** Begin **
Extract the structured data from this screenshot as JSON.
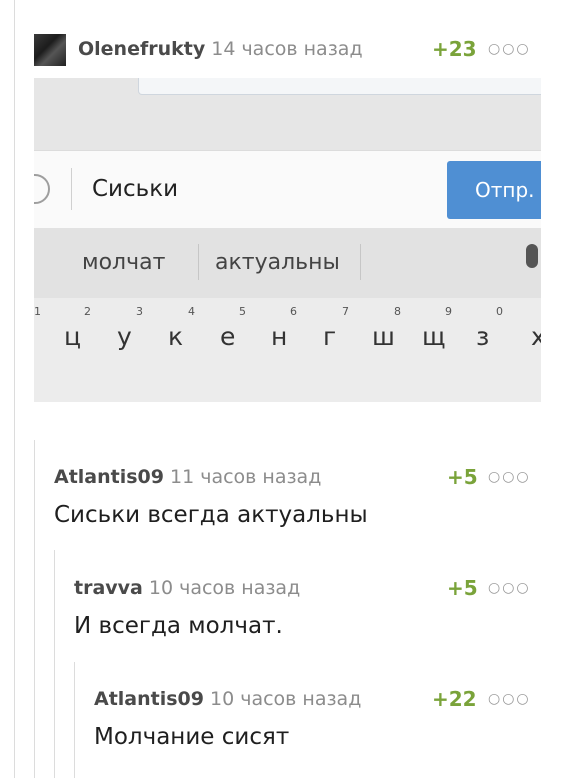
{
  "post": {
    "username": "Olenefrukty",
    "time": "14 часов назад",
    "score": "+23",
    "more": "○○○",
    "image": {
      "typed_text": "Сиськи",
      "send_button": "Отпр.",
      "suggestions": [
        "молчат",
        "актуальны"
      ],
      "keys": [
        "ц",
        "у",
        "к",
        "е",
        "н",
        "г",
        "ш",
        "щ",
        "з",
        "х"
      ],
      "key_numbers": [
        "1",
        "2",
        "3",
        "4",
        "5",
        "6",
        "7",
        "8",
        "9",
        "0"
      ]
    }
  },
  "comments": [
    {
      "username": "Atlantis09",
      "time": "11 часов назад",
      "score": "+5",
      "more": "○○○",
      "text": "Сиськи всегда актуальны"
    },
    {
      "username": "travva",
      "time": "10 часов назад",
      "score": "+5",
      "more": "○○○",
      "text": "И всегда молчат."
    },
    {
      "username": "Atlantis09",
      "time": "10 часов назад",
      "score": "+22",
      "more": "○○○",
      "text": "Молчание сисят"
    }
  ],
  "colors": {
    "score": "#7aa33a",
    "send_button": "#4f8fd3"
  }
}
** End **
** Begin **
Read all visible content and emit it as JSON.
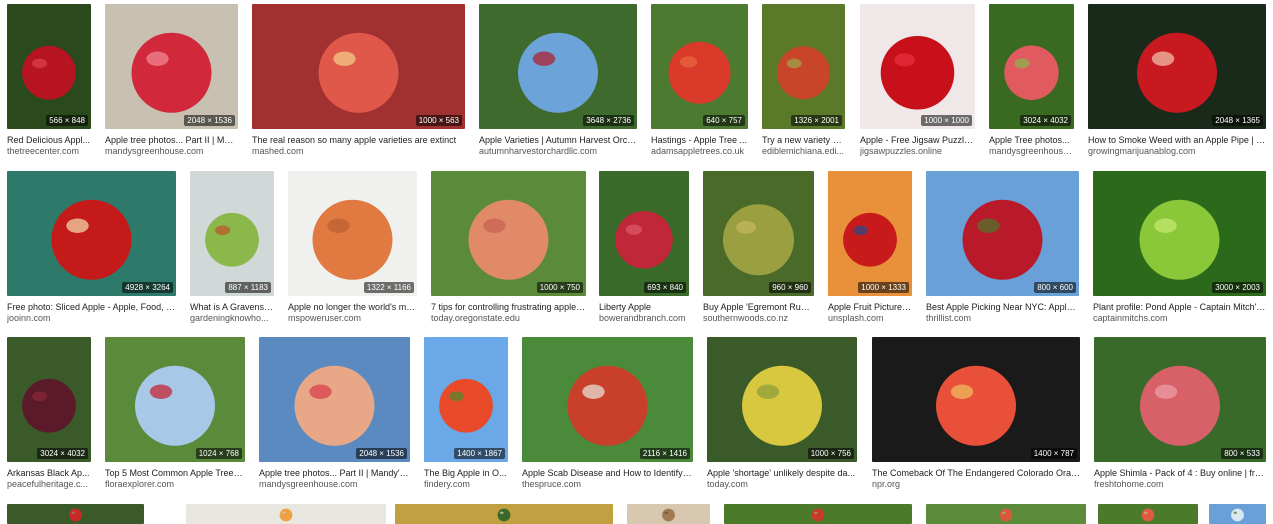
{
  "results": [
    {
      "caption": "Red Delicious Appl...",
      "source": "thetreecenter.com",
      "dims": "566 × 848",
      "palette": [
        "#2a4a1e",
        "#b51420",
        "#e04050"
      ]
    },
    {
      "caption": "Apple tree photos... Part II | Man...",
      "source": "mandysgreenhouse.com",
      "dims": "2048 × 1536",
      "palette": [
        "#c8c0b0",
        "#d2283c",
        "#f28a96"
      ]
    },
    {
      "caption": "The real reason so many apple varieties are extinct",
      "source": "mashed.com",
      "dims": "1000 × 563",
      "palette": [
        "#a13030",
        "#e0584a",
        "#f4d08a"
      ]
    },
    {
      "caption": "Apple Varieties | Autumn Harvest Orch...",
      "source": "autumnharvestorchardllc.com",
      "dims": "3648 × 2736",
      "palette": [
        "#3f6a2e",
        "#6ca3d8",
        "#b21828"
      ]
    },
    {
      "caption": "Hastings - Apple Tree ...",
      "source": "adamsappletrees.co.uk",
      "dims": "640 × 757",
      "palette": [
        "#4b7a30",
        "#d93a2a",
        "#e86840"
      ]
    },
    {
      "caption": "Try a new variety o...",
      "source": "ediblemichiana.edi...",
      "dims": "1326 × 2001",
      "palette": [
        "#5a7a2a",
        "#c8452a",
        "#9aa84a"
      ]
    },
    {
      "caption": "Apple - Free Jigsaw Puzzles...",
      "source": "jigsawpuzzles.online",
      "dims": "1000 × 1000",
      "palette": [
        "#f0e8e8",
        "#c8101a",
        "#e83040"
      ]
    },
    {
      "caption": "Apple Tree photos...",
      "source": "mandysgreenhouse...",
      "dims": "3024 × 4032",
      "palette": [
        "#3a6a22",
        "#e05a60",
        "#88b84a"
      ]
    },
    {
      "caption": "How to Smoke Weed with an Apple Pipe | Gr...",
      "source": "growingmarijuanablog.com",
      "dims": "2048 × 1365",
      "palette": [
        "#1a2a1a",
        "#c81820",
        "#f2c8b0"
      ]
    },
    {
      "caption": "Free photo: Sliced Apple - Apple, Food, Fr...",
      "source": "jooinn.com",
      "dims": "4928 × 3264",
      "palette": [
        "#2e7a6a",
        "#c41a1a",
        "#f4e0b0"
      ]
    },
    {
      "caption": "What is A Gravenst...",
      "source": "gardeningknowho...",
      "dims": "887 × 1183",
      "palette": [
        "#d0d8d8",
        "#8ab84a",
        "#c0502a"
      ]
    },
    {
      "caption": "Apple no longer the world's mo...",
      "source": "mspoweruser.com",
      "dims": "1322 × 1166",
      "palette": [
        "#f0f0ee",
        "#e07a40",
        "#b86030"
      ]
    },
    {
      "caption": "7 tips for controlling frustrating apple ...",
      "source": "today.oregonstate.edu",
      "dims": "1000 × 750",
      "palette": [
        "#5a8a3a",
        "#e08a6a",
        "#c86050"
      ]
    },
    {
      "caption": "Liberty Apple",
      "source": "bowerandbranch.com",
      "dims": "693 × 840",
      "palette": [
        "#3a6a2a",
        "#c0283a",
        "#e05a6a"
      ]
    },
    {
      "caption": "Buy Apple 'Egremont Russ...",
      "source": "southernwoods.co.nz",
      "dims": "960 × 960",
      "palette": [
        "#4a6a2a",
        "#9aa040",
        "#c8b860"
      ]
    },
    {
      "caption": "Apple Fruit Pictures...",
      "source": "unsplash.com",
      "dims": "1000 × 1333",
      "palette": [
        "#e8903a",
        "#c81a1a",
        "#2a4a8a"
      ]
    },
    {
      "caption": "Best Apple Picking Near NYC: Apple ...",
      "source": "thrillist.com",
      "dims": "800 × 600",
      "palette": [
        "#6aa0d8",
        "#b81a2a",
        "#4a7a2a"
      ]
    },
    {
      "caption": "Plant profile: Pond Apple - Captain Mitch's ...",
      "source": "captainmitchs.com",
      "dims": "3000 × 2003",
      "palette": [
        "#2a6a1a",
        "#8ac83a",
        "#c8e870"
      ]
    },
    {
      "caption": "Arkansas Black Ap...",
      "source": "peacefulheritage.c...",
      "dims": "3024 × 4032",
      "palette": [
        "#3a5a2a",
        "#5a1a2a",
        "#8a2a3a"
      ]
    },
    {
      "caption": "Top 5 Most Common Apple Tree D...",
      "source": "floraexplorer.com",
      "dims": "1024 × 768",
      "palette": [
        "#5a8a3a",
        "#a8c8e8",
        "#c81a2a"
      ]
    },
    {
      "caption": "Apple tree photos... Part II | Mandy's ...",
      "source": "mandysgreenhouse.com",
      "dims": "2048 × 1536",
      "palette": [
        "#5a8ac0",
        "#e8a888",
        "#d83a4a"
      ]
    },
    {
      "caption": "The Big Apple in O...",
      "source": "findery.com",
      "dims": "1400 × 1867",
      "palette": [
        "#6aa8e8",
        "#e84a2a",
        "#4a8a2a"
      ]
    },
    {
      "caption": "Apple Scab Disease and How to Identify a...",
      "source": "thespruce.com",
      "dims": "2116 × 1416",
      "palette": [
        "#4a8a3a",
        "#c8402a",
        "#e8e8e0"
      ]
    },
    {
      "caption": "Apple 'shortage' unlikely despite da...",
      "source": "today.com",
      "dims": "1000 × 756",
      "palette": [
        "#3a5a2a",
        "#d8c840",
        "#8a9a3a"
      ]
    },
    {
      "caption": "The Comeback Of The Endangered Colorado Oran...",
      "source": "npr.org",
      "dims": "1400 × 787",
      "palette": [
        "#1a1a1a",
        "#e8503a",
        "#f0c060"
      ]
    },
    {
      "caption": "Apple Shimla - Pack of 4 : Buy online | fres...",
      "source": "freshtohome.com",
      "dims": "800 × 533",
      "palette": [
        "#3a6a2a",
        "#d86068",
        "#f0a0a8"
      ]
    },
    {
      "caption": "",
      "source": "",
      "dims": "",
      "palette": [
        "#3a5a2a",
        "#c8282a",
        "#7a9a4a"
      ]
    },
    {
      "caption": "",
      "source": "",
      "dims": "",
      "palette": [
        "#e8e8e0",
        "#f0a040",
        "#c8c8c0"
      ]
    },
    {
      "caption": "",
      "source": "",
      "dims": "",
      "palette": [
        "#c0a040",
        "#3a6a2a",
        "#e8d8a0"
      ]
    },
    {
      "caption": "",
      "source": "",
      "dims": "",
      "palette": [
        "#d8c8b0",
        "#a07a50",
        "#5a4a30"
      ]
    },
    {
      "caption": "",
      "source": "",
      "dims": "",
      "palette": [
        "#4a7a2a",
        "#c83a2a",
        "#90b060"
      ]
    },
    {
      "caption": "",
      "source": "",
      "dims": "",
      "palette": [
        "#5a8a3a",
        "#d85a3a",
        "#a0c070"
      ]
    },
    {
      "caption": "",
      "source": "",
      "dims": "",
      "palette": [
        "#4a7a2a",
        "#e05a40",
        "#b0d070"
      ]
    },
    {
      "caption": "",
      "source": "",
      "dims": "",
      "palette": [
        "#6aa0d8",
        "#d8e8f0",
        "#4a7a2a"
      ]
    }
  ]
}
** End **
* **Problem to solve**
Copy out all lines where the word "всегда" appears.

* **Completed exercise**
      "text": "Сиськи всегда актуальны"
      "text": "И всегда молчат."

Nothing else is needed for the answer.